** Instruction **
Which lines hold the word "What"? Copy each one.

** Task inputs **

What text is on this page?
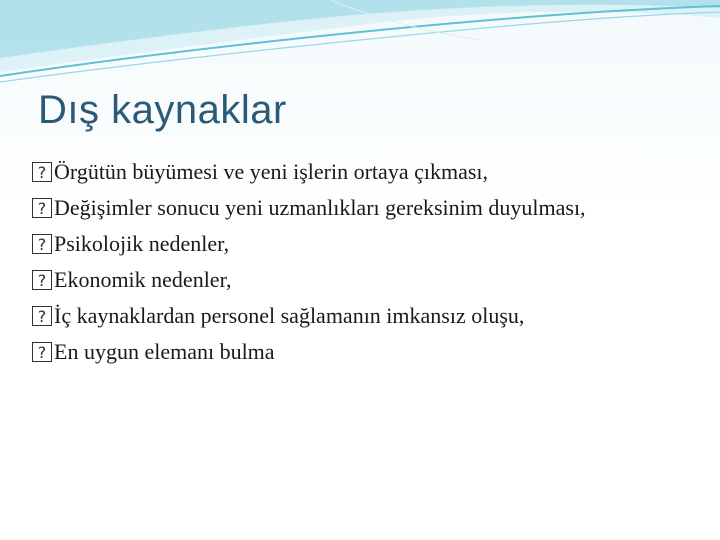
Dış kaynaklar
?Örgütün büyümesi ve yeni işlerin ortaya çıkması,
?Değişimler sonucu yeni uzmanlıkları gereksinim duyulması,
?Psikolojik nedenler,
?Ekonomik nedenler,
?İç kaynaklardan personel sağlamanın imkansız oluşu,
?En uygun elemanı bulma
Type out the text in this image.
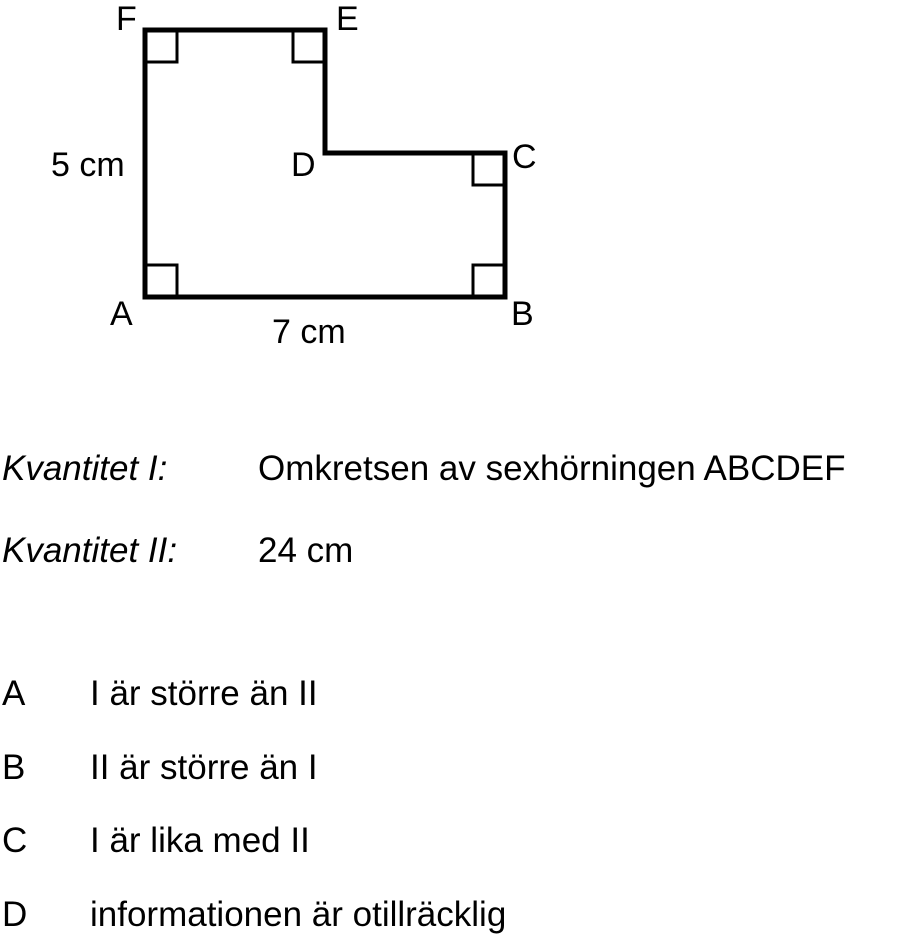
F	E
D	C
A	B
5 cm
7 cm
Kvantitet I:	Omkretsen av sexhörningen ABCDEF
Kvantitet II: 24 cm
A I är större än II
B II är större än I
C I är lika med II
D informationen är otillräcklig
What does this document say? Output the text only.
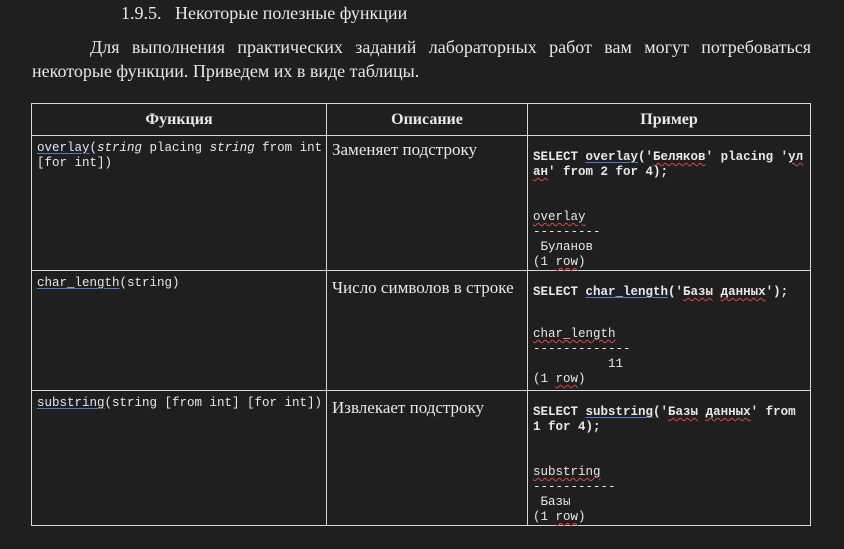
1.9.5. Некоторые полезные функции
Для выполнения практических заданий лабораторных работ вам могут потребоваться некоторые функции. Приведем их в виде таблицы.
Функция	Описание	Пример
overlay(string placing string from int [for int])	Заменяет подстроку	SELECT overlay('Беляков' placing 'улан' from 2 for 4);
overlay
---------
Буланов
(1 row)

char_length(string)	Число символов в строке	SELECT char_length('Базы данных');
char_length
-------------
11
(1 row)

substring(string [from int] [for int])	Извлекает подстроку	SELECT substring('Базы данных' from 1 for 4);
substring
-----------
Базы
(1 row)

** Answer for the task **
What text is on this page?
What does this document say? Output the text only.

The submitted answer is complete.